**** 원문 ****

Lesson 1: Iterations

[Lesson 1: Iterations] 

Tasks 1. BinaryGap

Find longest sequence of zeros in binary representation of an integer.

사이트 : https://codility.com/programmers/task/binary_gap/

난이도 : PAINLESS

추가 자료 : Open reading material (PDF)

A binary gap within a positive integer N is any maximal sequence of consecutive zeros that is surrounded by ones at both ends in the binary representation of N. For example, number 9 has binary representation 1001 and contains a binary gap of length 2. The number 529 has binary representation 1000010001 and contains two binary gaps: one of length 4 and one of length 3. The number 20 has binary representation 10100 and contains one binary gap of length 1. The number 15 has binary representation 1111 and has no binary gaps. Write a function: int solution(int N); that, given a positive integer N, returns the length of its longest binary gap. The function should return 0 if N doesn't contain a binary gap. For example, given N = 1041 the function should return 5, because N has binary representation 10000010001 and so its longest binary gap is of length 5. Assume that: N is an integer within the range [1..2,147,483,647]. Complexity: expected worst-case time complexity is O(log(N)); expected worst-case space complexity is O(1).

**** 항목 목록 ****

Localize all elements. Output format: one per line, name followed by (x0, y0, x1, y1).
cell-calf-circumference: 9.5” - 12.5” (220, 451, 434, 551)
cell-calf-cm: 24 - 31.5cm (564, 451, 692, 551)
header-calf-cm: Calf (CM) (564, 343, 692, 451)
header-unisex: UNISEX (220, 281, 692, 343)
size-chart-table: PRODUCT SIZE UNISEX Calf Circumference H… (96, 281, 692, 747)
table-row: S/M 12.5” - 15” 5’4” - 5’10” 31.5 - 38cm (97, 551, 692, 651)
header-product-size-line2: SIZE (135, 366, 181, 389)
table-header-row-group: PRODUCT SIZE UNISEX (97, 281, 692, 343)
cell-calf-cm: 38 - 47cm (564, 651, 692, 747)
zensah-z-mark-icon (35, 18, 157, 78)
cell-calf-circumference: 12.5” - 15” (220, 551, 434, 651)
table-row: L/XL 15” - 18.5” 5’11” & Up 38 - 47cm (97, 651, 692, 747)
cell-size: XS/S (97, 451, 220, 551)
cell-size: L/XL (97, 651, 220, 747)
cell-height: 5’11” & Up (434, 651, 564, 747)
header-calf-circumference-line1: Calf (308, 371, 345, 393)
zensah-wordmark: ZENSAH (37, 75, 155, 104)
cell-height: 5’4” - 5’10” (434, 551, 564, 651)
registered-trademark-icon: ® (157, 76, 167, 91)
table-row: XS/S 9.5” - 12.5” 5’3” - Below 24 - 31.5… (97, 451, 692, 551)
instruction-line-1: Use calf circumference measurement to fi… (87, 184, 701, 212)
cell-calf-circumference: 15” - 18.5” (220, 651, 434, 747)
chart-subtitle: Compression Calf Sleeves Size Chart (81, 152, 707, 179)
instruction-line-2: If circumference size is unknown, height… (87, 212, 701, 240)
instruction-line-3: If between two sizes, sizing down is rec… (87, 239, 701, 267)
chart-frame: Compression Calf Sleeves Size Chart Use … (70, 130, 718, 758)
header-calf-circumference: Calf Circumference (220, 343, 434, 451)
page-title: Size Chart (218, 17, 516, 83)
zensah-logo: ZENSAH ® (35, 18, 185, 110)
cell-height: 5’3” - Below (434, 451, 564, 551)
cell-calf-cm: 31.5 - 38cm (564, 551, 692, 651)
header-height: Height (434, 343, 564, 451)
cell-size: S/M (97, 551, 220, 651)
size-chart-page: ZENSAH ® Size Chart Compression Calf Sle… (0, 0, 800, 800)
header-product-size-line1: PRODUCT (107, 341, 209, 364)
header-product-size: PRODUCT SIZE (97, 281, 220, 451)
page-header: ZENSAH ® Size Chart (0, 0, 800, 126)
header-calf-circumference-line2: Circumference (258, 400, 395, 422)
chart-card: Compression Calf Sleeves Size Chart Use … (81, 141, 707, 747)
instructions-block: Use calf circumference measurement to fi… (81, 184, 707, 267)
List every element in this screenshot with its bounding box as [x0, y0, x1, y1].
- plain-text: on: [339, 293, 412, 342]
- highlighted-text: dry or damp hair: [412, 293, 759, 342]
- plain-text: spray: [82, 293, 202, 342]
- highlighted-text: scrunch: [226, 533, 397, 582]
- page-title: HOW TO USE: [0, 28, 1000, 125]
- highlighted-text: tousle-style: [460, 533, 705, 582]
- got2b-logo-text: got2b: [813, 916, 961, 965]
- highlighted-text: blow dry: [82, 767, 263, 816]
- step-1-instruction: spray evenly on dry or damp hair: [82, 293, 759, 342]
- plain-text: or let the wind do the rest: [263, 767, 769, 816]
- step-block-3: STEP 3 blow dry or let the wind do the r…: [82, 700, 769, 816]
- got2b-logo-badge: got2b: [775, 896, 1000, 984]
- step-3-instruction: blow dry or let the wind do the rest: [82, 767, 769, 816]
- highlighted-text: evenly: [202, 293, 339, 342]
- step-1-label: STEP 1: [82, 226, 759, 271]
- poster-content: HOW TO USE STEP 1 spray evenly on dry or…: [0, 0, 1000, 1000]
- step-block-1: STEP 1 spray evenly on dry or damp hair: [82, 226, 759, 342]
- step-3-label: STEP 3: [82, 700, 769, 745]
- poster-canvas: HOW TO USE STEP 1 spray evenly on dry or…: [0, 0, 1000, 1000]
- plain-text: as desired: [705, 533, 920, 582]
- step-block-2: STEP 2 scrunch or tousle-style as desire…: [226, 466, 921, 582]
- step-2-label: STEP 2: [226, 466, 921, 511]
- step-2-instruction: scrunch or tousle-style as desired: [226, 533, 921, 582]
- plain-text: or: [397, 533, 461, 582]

****

* _과제 요구사항_
- 1) BinaryGap 문제 설명에서 이진 표현이 함께 제시된 정수를 모두 찾아, 각 정수와 그 이진 표현을 나열하세요.
- 2) BinaryGap 문제 설명을 마지막 문장 다음부터 이어서 쓰세요.
위 자료는 이 연습에 전혀 쓰이지 않습니다.

* _과제별 결과_
- 1)
- 9: 1001
- 529: 1000010001
- 20: 10100
- 15: 1111
- 1041: 10000010001

- 2)
def solution(N):
    max = 0
    gap = 0
    flag = False
 
    while N != 0:
        if N%2 == 1:
            if max < gap:    max = gap
            gap = 0
            flag = True
        else:
            if flag:
                gap += 1
        N = N/2
 
    return max

주어진 양의 정수 N을 2로 반복적으로 나누어준다.

이 때, 2로 나눈 나머지가 1인 경우, 이제까지 구한 gap과 가장 큰 gap 값인 max와 비교하여 더 큰 쪽을 max에 저장시킨다.

만약 나머지가 1인 경우 gap의 값을 1씩 증가시킨다.

단, 구해진 값은 거꾸로 계산되는 것이기 때문에 (ex: 20의 이진값은 10100이지만 반대로 끝에서부터 계산되기 때문에 00101과 같은 순서로 나온다.) 처음 1이 나올 때까지 gap을 증가시키지 않는다.

모두 계산되어 N의 값이 0이 된 경우, max를 리턴시켜준다.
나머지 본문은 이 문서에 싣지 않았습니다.